■ STORED ROWS ■
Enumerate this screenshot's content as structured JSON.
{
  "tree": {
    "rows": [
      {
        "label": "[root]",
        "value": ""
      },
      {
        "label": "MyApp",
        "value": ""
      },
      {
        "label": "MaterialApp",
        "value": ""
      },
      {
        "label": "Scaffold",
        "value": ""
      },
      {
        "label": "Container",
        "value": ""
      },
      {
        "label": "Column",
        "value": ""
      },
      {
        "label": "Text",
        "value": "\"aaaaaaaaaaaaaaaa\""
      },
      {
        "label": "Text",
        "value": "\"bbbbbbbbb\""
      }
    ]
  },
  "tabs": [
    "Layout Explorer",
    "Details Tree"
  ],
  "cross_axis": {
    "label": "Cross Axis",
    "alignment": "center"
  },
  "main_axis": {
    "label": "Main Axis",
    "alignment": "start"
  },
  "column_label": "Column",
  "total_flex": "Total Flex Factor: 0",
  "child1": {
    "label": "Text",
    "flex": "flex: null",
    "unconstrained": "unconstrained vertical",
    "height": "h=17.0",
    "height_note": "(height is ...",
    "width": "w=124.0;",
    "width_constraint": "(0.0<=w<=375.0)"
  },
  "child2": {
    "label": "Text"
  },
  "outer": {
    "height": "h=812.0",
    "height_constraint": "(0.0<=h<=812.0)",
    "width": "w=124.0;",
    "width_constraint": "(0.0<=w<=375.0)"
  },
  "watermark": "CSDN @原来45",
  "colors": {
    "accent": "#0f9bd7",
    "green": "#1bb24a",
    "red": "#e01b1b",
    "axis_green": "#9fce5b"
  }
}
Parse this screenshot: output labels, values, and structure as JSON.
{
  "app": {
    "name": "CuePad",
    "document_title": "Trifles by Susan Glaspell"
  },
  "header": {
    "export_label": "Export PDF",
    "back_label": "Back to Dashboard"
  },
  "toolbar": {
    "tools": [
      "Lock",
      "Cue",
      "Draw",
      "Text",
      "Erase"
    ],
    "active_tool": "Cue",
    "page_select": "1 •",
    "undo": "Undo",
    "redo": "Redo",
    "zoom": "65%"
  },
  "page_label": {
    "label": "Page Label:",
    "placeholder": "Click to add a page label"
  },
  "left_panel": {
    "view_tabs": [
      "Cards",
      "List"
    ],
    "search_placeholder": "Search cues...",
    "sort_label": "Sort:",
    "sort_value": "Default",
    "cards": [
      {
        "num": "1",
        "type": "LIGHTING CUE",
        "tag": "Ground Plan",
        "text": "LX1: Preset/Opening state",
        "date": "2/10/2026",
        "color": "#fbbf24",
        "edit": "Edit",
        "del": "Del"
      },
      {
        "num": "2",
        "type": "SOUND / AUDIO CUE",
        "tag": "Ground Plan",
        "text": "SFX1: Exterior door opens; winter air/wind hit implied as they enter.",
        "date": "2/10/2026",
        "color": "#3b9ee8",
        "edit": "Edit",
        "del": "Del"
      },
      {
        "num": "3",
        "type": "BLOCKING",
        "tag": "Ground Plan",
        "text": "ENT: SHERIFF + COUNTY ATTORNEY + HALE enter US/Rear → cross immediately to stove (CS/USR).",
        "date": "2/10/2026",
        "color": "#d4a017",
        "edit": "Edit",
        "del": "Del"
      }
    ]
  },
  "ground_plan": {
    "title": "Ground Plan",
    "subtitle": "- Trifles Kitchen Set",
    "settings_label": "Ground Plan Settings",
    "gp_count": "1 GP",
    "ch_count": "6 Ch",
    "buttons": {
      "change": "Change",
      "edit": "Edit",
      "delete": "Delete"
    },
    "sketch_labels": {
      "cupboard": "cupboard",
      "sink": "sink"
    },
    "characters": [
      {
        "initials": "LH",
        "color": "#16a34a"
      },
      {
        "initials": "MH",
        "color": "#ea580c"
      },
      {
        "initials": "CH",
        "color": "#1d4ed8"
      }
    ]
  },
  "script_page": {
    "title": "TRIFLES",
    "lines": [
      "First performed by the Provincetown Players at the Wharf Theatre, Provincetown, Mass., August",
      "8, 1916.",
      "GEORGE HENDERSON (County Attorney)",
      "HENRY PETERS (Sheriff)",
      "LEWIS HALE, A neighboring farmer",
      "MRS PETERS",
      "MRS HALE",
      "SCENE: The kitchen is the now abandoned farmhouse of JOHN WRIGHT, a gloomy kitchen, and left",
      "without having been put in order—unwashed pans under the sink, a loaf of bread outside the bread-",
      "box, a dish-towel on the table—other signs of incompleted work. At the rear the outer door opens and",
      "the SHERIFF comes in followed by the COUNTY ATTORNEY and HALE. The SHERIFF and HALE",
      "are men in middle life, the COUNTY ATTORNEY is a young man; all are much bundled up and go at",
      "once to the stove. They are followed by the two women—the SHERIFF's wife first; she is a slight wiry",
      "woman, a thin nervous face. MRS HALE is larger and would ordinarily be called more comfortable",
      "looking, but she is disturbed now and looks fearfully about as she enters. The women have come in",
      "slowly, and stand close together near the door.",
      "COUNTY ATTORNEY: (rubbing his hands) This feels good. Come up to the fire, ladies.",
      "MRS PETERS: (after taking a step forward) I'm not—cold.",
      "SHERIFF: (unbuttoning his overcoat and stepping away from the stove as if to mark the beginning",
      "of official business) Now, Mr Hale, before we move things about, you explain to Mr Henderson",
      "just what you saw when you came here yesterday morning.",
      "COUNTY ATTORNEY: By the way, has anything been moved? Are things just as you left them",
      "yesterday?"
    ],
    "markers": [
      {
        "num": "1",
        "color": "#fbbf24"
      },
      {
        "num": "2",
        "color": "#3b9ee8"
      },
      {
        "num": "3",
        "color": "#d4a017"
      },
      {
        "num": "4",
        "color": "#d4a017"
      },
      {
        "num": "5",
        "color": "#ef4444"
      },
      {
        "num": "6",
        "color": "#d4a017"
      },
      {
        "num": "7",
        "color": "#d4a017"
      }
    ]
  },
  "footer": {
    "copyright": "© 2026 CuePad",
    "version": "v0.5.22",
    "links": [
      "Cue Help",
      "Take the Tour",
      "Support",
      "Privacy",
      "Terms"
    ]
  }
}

■ GIVEN EXERCISE ■
From the listing above, copy out each line where the word "JSON" appears.

■ SOLUTION BELOW ■
Enumerate this screenshot's content as structured JSON.
Parse this screenshot: output labels, values, and structure as JSON.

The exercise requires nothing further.